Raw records

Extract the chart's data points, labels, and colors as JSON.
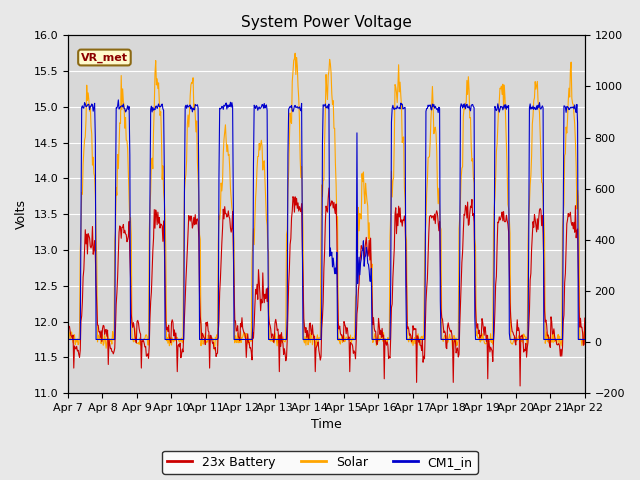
{
  "title": "System Power Voltage",
  "xlabel": "Time",
  "ylabel": "Volts",
  "ylim_left": [
    11.0,
    16.0
  ],
  "ylim_right": [
    -200,
    1200
  ],
  "yticks_left": [
    11.0,
    11.5,
    12.0,
    12.5,
    13.0,
    13.5,
    14.0,
    14.5,
    15.0,
    15.5,
    16.0
  ],
  "yticks_right": [
    -200,
    0,
    200,
    400,
    600,
    800,
    1000,
    1200
  ],
  "x_labels": [
    "Apr 7",
    "Apr 8",
    "Apr 9",
    "Apr 10",
    "Apr 11",
    "Apr 12",
    "Apr 13",
    "Apr 14",
    "Apr 15",
    "Apr 16",
    "Apr 17",
    "Apr 18",
    "Apr 19",
    "Apr 20",
    "Apr 21",
    "Apr 22"
  ],
  "line_battery_color": "#CC0000",
  "line_solar_color": "#FFA500",
  "line_cm1_color": "#0000CC",
  "fig_facecolor": "#E8E8E8",
  "plot_facecolor": "#D8D8D8",
  "title_fontsize": 11,
  "label_fontsize": 9,
  "tick_fontsize": 8,
  "legend_label_battery": "23x Battery",
  "legend_label_solar": "Solar",
  "legend_label_cm1": "CM1_in",
  "annotation_text": "VR_met",
  "n_days": 15,
  "pts_per_day": 48
}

To do – Give back the whole listing as it stands, minus its pictures.

Result of this exercise –
Extract the chart's data points, labels, and colors as JSON.
{
  "title": "System Power Voltage",
  "xlabel": "Time",
  "ylabel": "Volts",
  "ylim_left": [
    11.0,
    16.0
  ],
  "ylim_right": [
    -200,
    1200
  ],
  "yticks_left": [
    11.0,
    11.5,
    12.0,
    12.5,
    13.0,
    13.5,
    14.0,
    14.5,
    15.0,
    15.5,
    16.0
  ],
  "yticks_right": [
    -200,
    0,
    200,
    400,
    600,
    800,
    1000,
    1200
  ],
  "x_labels": [
    "Apr 7",
    "Apr 8",
    "Apr 9",
    "Apr 10",
    "Apr 11",
    "Apr 12",
    "Apr 13",
    "Apr 14",
    "Apr 15",
    "Apr 16",
    "Apr 17",
    "Apr 18",
    "Apr 19",
    "Apr 20",
    "Apr 21",
    "Apr 22"
  ],
  "line_battery_color": "#CC0000",
  "line_solar_color": "#FFA500",
  "line_cm1_color": "#0000CC",
  "fig_facecolor": "#E8E8E8",
  "plot_facecolor": "#D8D8D8",
  "title_fontsize": 11,
  "label_fontsize": 9,
  "tick_fontsize": 8,
  "legend_label_battery": "23x Battery",
  "legend_label_solar": "Solar",
  "legend_label_cm1": "CM1_in",
  "annotation_text": "VR_met",
  "n_days": 15,
  "pts_per_day": 48
}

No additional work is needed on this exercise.